*SET EXERCISE*
Find the line that contains "Extract the structured". Repeat that line and all lines following it, exactly, through the end of the listing below.

*DATA PROVIDED*
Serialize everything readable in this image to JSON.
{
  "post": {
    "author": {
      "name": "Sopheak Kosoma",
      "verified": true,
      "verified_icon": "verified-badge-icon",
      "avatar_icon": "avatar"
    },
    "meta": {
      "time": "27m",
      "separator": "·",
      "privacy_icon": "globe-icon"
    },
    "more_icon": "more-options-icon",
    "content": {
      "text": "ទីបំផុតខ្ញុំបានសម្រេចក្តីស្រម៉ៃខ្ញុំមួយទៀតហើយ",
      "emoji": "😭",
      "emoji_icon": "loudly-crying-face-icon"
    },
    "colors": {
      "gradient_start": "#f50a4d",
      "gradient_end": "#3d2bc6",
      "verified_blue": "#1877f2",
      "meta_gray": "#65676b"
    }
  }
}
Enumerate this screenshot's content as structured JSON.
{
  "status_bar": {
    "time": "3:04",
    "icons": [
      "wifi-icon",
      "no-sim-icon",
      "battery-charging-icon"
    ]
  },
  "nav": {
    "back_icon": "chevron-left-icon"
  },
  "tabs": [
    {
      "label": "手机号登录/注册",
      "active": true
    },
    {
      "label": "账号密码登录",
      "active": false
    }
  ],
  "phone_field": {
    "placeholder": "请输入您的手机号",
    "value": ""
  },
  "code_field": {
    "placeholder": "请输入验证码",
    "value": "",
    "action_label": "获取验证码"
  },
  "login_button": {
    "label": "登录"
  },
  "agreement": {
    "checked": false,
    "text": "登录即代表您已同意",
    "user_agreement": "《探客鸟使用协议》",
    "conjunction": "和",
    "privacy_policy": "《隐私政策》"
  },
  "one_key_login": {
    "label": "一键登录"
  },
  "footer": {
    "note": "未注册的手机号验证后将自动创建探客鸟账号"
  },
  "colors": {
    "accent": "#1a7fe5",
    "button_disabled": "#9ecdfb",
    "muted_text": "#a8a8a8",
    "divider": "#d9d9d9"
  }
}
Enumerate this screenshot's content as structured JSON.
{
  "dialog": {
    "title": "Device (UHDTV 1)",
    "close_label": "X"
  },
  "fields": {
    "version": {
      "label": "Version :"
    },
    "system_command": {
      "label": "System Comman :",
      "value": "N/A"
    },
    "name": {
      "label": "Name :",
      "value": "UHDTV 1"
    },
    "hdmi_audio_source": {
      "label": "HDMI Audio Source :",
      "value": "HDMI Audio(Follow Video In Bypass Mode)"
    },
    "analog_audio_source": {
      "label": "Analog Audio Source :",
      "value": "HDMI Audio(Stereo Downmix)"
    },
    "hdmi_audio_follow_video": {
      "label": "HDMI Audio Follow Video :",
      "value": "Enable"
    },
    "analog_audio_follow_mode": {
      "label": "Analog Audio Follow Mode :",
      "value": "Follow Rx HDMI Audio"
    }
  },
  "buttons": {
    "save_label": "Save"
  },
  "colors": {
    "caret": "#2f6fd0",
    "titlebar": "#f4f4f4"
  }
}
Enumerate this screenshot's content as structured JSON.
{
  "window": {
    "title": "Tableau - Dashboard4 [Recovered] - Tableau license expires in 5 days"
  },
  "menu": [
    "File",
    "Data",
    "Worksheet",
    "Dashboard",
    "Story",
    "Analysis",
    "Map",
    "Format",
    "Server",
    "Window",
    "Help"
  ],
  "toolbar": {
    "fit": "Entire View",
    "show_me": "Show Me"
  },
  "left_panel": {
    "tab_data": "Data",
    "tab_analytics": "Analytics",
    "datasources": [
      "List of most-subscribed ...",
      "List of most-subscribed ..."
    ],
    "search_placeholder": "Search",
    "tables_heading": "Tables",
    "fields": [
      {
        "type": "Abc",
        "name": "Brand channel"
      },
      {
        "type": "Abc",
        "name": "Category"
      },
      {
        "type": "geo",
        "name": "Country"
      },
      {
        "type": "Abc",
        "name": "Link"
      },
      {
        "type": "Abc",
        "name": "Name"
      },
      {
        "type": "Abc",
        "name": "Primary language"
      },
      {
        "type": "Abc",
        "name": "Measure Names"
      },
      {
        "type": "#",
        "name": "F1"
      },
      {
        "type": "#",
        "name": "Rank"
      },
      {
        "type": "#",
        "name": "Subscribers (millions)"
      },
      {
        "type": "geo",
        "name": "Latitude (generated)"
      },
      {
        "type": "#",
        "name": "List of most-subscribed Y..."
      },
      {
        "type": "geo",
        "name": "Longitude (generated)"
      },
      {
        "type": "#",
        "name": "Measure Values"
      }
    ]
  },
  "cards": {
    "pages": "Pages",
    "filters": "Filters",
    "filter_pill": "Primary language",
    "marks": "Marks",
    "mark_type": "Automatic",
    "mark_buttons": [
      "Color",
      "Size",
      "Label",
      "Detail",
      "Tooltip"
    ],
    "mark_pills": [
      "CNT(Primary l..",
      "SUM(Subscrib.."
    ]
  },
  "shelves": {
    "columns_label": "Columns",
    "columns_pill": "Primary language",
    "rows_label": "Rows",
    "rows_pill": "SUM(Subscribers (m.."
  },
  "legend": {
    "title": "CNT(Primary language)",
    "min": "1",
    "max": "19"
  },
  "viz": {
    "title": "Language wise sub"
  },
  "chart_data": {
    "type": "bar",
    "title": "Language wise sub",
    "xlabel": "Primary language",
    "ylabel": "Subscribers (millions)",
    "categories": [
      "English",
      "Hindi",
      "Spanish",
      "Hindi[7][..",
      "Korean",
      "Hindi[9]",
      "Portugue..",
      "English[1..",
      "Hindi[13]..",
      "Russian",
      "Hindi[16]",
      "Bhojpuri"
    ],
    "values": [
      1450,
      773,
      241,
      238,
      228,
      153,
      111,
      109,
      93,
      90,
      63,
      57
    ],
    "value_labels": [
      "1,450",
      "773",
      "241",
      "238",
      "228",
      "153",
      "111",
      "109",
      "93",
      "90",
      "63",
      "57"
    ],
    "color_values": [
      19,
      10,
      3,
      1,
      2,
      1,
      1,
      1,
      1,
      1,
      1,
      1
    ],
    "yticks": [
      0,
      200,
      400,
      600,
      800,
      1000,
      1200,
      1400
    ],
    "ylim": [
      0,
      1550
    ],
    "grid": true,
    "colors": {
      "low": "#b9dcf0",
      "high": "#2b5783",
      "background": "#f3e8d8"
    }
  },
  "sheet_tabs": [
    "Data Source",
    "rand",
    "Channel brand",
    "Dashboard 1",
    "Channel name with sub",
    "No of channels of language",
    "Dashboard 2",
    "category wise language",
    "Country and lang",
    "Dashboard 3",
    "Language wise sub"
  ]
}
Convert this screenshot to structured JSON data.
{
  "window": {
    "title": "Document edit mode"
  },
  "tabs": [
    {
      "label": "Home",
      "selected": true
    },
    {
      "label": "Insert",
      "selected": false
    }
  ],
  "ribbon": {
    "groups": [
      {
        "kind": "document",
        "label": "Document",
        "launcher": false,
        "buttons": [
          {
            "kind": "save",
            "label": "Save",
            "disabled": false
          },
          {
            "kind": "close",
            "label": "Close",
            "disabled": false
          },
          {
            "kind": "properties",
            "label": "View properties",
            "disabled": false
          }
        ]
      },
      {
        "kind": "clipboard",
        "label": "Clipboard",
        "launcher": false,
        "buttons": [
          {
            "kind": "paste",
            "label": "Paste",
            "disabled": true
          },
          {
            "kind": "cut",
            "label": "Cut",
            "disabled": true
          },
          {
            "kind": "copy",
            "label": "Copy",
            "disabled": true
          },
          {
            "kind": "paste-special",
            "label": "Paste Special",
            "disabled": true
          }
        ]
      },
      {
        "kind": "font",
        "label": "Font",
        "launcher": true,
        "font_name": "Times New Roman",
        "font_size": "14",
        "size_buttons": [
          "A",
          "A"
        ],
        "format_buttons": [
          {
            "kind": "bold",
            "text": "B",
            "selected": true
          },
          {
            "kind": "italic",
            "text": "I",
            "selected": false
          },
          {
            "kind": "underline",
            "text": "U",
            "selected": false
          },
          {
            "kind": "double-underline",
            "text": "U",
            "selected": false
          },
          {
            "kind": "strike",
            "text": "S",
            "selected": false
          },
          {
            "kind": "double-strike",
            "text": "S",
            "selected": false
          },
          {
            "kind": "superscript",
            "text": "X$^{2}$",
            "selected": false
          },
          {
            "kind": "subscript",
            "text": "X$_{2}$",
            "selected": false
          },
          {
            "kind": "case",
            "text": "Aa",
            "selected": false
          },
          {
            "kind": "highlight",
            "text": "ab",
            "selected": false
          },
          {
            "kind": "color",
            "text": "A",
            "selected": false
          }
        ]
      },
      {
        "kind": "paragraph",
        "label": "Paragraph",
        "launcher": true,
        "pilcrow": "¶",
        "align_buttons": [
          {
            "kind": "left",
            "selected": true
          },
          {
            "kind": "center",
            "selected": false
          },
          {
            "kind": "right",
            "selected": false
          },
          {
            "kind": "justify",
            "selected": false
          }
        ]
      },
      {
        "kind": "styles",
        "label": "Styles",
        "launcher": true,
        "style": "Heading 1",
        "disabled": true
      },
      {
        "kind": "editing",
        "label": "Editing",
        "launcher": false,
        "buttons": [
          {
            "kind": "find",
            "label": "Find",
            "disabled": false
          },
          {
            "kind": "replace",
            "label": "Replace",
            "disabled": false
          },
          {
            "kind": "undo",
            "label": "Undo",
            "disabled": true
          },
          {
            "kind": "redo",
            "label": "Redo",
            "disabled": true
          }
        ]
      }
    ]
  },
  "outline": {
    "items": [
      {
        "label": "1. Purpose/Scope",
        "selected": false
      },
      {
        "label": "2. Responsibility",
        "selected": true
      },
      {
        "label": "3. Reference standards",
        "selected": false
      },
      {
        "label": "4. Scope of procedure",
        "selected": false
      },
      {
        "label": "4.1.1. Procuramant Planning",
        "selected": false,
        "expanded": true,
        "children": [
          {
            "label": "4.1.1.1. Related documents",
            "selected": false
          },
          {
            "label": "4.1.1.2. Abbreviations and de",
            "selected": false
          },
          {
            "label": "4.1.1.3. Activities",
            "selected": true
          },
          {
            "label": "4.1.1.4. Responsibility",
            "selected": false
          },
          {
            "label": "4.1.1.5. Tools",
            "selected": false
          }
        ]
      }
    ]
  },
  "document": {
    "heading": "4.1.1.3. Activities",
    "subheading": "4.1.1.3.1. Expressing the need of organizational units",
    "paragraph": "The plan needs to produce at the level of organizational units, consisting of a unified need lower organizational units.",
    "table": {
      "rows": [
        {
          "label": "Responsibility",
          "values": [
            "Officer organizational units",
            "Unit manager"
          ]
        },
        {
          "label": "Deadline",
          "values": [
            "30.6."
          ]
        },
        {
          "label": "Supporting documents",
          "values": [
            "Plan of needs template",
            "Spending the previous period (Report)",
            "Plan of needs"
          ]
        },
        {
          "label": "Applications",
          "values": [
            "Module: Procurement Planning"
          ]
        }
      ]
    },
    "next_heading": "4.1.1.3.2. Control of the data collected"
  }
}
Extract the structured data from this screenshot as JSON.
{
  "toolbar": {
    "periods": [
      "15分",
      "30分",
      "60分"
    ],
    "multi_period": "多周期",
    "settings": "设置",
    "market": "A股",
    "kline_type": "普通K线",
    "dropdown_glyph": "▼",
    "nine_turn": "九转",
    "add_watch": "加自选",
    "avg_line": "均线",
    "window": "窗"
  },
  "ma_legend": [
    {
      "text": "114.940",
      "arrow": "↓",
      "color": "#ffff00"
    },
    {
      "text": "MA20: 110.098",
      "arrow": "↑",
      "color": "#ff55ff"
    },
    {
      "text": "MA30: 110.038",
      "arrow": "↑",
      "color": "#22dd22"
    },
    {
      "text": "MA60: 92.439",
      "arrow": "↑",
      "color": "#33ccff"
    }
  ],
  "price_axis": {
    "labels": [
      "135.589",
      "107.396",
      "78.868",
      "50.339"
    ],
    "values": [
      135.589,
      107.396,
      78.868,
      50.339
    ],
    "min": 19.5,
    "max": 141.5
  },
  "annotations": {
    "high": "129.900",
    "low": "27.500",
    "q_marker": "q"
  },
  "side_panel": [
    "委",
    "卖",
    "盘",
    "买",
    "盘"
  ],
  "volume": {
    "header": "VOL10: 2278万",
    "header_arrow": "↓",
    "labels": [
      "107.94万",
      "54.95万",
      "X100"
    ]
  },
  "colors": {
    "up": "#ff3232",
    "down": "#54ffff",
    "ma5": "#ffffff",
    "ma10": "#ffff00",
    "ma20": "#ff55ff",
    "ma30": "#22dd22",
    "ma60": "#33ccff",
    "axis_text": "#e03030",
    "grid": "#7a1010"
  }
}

*ANSWER TO THE PROBLEM*
Extract the structured data from this screenshot as JSON.
{
  "toolbar": {
    "periods": [
      "15分",
      "30分",
      "60分"
    ],
    "multi_period": "多周期",
    "settings": "设置",
    "market": "A股",
    "kline_type": "普通K线",
    "dropdown_glyph": "▼",
    "nine_turn": "九转",
    "add_watch": "加自选",
    "avg_line": "均线",
    "window": "窗"
  },
  "ma_legend": [
    {
      "text": "114.940",
      "arrow": "↓",
      "color": "#ffff00"
    },
    {
      "text": "MA20: 110.098",
      "arrow": "↑",
      "color": "#ff55ff"
    },
    {
      "text": "MA30: 110.038",
      "arrow": "↑",
      "color": "#22dd22"
    },
    {
      "text": "MA60: 92.439",
      "arrow": "↑",
      "color": "#33ccff"
    }
  ],
  "price_axis": {
    "labels": [
      "135.589",
      "107.396",
      "78.868",
      "50.339"
    ],
    "values": [
      135.589,
      107.396,
      78.868,
      50.339
    ],
    "min": 19.5,
    "max": 141.5
  },
  "annotations": {
    "high": "129.900",
    "low": "27.500",
    "q_marker": "q"
  },
  "side_panel": [
    "委",
    "卖",
    "盘",
    "买",
    "盘"
  ],
  "volume": {
    "header": "VOL10: 2278万",
    "header_arrow": "↓",
    "labels": [
      "107.94万",
      "54.95万",
      "X100"
    ]
  },
  "colors": {
    "up": "#ff3232",
    "down": "#54ffff",
    "ma5": "#ffffff",
    "ma10": "#ffff00",
    "ma20": "#ff55ff",
    "ma30": "#22dd22",
    "ma60": "#33ccff",
    "axis_text": "#e03030",
    "grid": "#7a1010"
  }
}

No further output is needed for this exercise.